* **Request**:
Each record must be reproduced exactly as it is shown.

─── Dataset content ───

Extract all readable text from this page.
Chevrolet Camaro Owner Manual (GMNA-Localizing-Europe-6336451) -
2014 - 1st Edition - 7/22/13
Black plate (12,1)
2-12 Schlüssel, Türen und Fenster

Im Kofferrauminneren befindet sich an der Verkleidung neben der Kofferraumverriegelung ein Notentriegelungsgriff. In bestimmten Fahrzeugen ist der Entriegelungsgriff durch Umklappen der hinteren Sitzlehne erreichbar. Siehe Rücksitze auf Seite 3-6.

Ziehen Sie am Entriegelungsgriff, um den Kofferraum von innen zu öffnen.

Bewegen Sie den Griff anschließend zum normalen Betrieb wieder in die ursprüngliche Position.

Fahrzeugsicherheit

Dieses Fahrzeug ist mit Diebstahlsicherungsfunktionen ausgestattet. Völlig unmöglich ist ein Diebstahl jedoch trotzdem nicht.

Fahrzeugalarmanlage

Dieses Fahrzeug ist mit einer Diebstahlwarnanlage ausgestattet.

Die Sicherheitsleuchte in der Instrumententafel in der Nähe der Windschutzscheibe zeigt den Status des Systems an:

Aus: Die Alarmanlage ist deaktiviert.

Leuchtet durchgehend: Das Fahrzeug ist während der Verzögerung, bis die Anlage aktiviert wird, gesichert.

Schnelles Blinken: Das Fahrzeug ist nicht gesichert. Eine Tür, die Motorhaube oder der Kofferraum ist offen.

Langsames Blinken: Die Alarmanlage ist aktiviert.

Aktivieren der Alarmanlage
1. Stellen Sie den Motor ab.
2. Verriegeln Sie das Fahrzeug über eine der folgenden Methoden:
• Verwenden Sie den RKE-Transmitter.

───

* **Problem solution**:
Extract all readable text from this page.
Chevrolet Camaro Owner Manual (GMNA-Localizing-Europe-6336451) -
2014 - 1st Edition - 7/22/13
Black plate (12,1)
2-12 Schlüssel, Türen und Fenster

Im Kofferrauminneren befindet sich an der Verkleidung neben der Kofferraumverriegelung ein Notentriegelungsgriff. In bestimmten Fahrzeugen ist der Entriegelungsgriff durch Umklappen der hinteren Sitzlehne erreichbar. Siehe Rücksitze auf Seite 3-6.

Ziehen Sie am Entriegelungsgriff, um den Kofferraum von innen zu öffnen.

Bewegen Sie den Griff anschließend zum normalen Betrieb wieder in die ursprüngliche Position.

Fahrzeugsicherheit

Dieses Fahrzeug ist mit Diebstahlsicherungsfunktionen ausgestattet. Völlig unmöglich ist ein Diebstahl jedoch trotzdem nicht.

Fahrzeugalarmanlage

Dieses Fahrzeug ist mit einer Diebstahlwarnanlage ausgestattet.

Die Sicherheitsleuchte in der Instrumententafel in der Nähe der Windschutzscheibe zeigt den Status des Systems an:

Aus: Die Alarmanlage ist deaktiviert.

Leuchtet durchgehend: Das Fahrzeug ist während der Verzögerung, bis die Anlage aktiviert wird, gesichert.

Schnelles Blinken: Das Fahrzeug ist nicht gesichert. Eine Tür, die Motorhaube oder der Kofferraum ist offen.

Langsames Blinken: Die Alarmanlage ist aktiviert.

Aktivieren der Alarmanlage
1. Stellen Sie den Motor ab.
2. Verriegeln Sie das Fahrzeug über eine der folgenden Methoden:
• Verwenden Sie den RKE-Transmitter.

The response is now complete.